:: What this task involves ::
Locate the lines where "screenshot" occurs and copy them as they stand.

:: Given records ::

begin

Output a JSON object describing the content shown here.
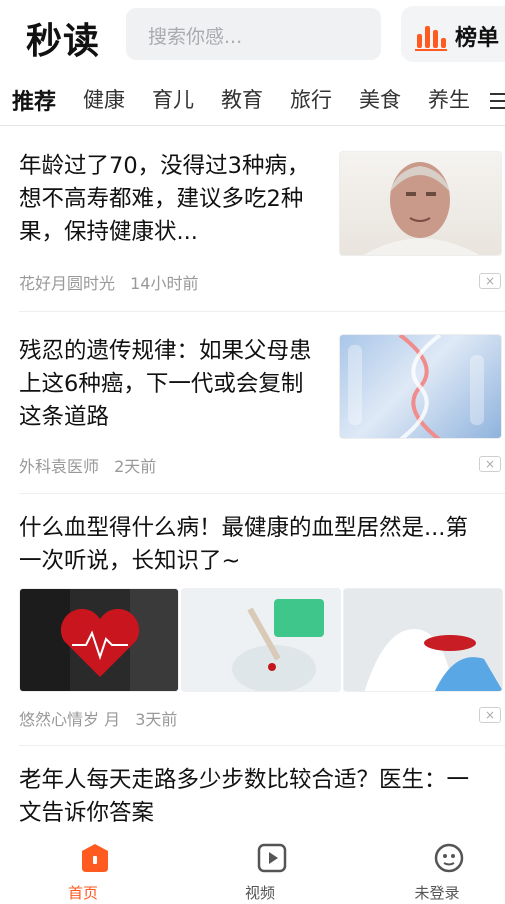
{
  "header": {
    "logo": "秒读",
    "search_placeholder": "搜索你感...",
    "rank_label": "榜单"
  },
  "tabs": [
    "推荐",
    "健康",
    "育儿",
    "教育",
    "旅行",
    "美食",
    "养生"
  ],
  "feed": [
    {
      "title": "年龄过了70，没得过3种病，想不高寿都难，建议多吃2种果，保持健康状...",
      "source": "花好月圆时光",
      "time": "14小时前"
    },
    {
      "title": "残忍的遗传规律：如果父母患上这6种癌，下一代或会复制这条道路",
      "source": "外科袁医师",
      "time": "2天前"
    },
    {
      "title": "什么血型得什么病！最健康的血型居然是...第一次听说，长知识了~",
      "source": "悠然心情岁 月",
      "time": "3天前"
    },
    {
      "title": "老年人每天走路多少步数比较合适？医生：一文告诉你答案"
    }
  ],
  "close_glyph": "×",
  "bottom_nav": {
    "home": "首页",
    "video": "视频",
    "login": "未登录"
  },
  "colors": {
    "accent": "#ff5a1f"
  }
}
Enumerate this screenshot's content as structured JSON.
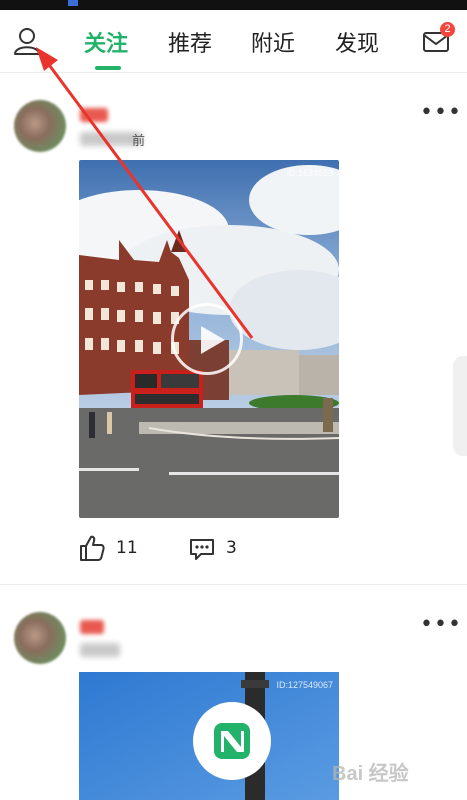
{
  "nav": {
    "tabs": [
      {
        "label": "关注",
        "active": true
      },
      {
        "label": "推荐",
        "active": false
      },
      {
        "label": "附近",
        "active": false
      },
      {
        "label": "发现",
        "active": false
      }
    ],
    "user_icon": "user-icon",
    "mail_icon": "mail-icon",
    "mail_badge": "2"
  },
  "posts": [
    {
      "meta_tail": "前",
      "video_watermark": "ID:1624653",
      "likes": "11",
      "comments": "3"
    },
    {
      "video_watermark": "ID:127549067"
    }
  ],
  "watermark": "Bai 经验",
  "colors": {
    "accent": "#23b26a",
    "badge": "#f2453d",
    "annotation_arrow": "#e8342c"
  }
}
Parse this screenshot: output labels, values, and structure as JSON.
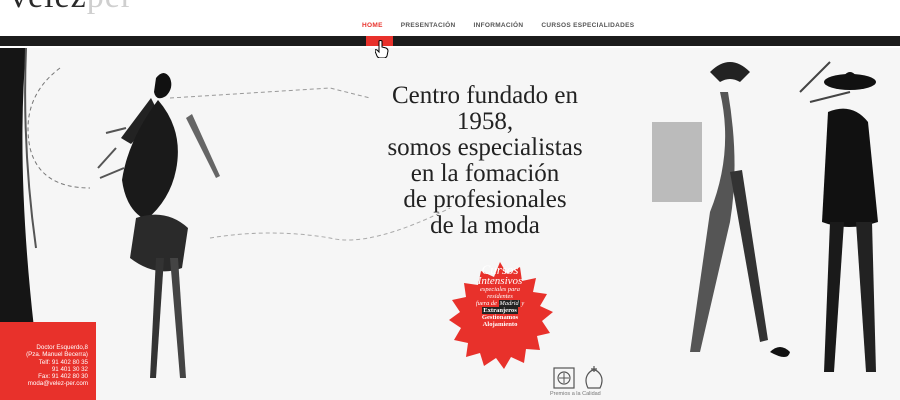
{
  "brand": {
    "logo_dark": "velez",
    "logo_light": "per"
  },
  "nav": {
    "items": [
      "HOME",
      "PRESENTACIÓN",
      "INFORMACIÓN",
      "CURSOS ESPECIALIDADES"
    ],
    "active": "HOME"
  },
  "headline": {
    "lines": [
      "Centro fundado en",
      "1958,",
      "somos especialistas",
      "en la fomación",
      "de profesionales",
      "de la moda"
    ]
  },
  "badge": {
    "title": "Cursos",
    "subtitle": "Intensivos",
    "line1": "especiales para",
    "line2": "residentes",
    "line3_pre": "fuera de",
    "line3_hl": "Madrid",
    "line3_post": "y",
    "line4": "Extranjeros",
    "line5": "Gestionamos",
    "line6": "Alojamiento"
  },
  "contact": {
    "address1": "Doctor Esquerdo,8",
    "address2": "(Pza. Manuel Becerra)",
    "tel1": "Telf: 91 402 80 35",
    "tel2": "91 401 30 32",
    "fax": "Fax: 91 402 80 30",
    "email": "moda@velez-per.com"
  },
  "awards": {
    "label": "Premios a la Calidad"
  },
  "colors": {
    "accent": "#e8312b",
    "bar": "#1c1c1c",
    "text": "#222222"
  },
  "icons": [
    "cursor-hand-icon",
    "award-seal-icon",
    "award-crest-icon"
  ]
}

end

:: Solution for this problem ::
Enumerate this screenshot's content as structured JSON.
Parse this screenshot: output labels, values, and structure as JSON.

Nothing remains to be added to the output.